**Raw data:**
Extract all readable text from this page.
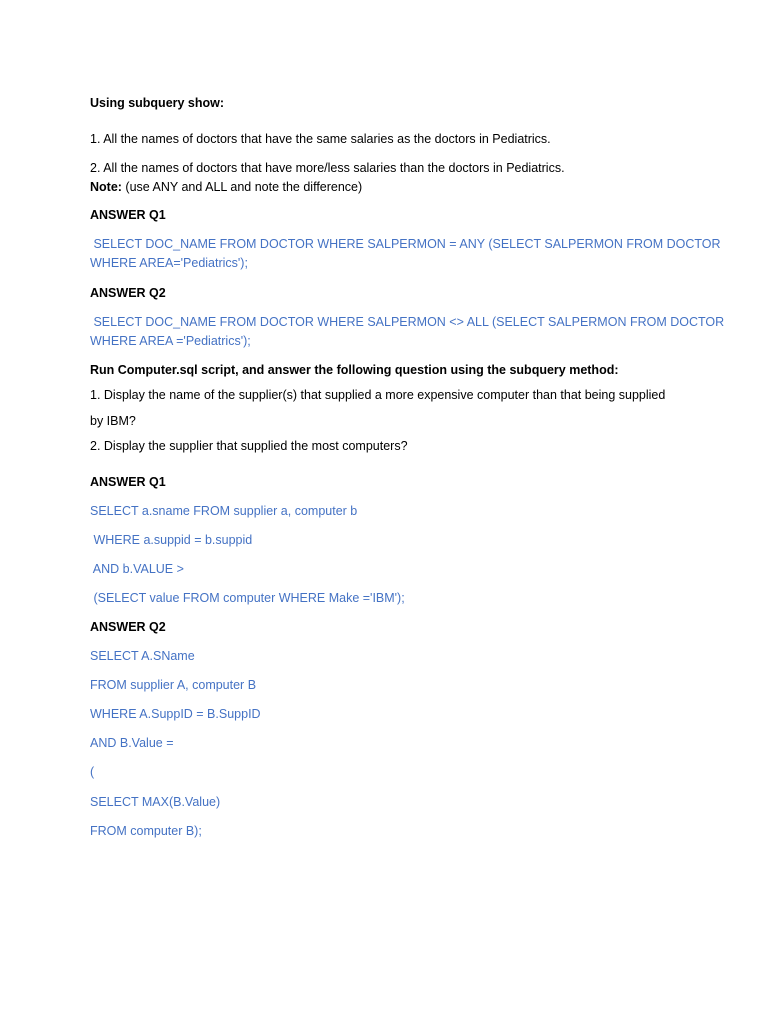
Using subquery show:
1. All the names of doctors that have the same salaries as the doctors in Pediatrics.
2. All the names of doctors that have more/less salaries than the doctors in Pediatrics.
Note: (use ANY and ALL and note the difference)
ANSWER Q1
SELECT DOC_NAME FROM DOCTOR WHERE SALPERMON = ANY (SELECT SALPERMON FROM DOCTOR
WHERE AREA='Pediatrics');
ANSWER Q2
SELECT DOC_NAME FROM DOCTOR WHERE SALPERMON <> ALL (SELECT SALPERMON FROM DOCTOR
WHERE AREA ='Pediatrics');
Run Computer.sql script, and answer the following question using the subquery method:
1. Display the name of the supplier(s) that supplied a more expensive computer than that being supplied
by IBM?
2. Display the supplier that supplied the most computers?
ANSWER Q1
SELECT a.sname FROM supplier a, computer b
WHERE a.suppid = b.suppid
AND b.VALUE >
(SELECT value FROM computer WHERE Make ='IBM');
ANSWER Q2
SELECT A.SName
FROM supplier A, computer B
WHERE A.SuppID = B.SuppID
AND B.Value =
(
SELECT MAX(B.Value)
FROM computer B);
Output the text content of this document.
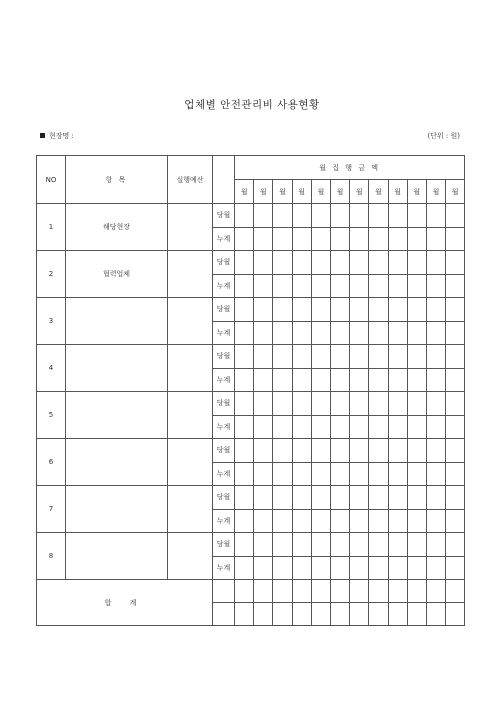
업체별 안전관리비 사용현황
현장명 :	(단위 : 원)
NO	항 목	실행예산		월 집 행 금 액											
				월	월	월	월	월	월	월	월	월	월	월	월
1	해당현장		당월												
			누계												
2	협력업체		당월												
			누계												
3			당월												
			누계												
4			당월												
			누계												
5			당월												
			누계												
6			당월												
			누계												
7			당월												
			누계												
8			당월												
			누계												
합 계															
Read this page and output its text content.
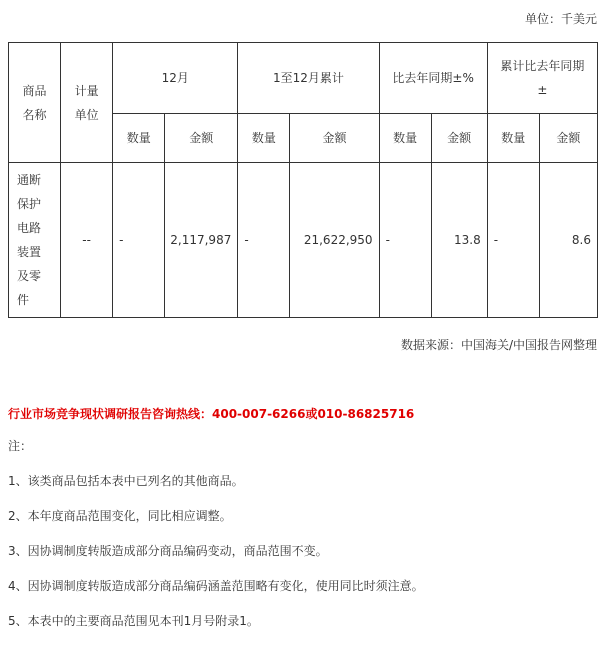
单位：千美元
商品名称	计量单位	12月		1至12月累计		比去年同期±%		累计比去年同期±	
		数量	金额	数量	金额	数量	金额	数量	金额
通断保护电路装置及零件	--	-	2,117,987	-	21,622,950	-	13.8	-	8.6
数据来源：中国海关/中国报告网整理
行业市场竞争现状调研报告咨询热线：400-007-6266或010-86825716

注：

1、该类商品包括本表中已列名的其他商品。

2、本年度商品范围变化，同比相应调整。

3、因协调制度转版造成部分商品编码变动，商品范围不变。

4、因协调制度转版造成部分商品编码涵盖范围略有变化，使用同比时须注意。

5、本表中的主要商品范围见本刊1月号附录1。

**Directions for this task:**
Count how many lines include the string "salaries". Nothing but the number is needed.

**The answer:**
2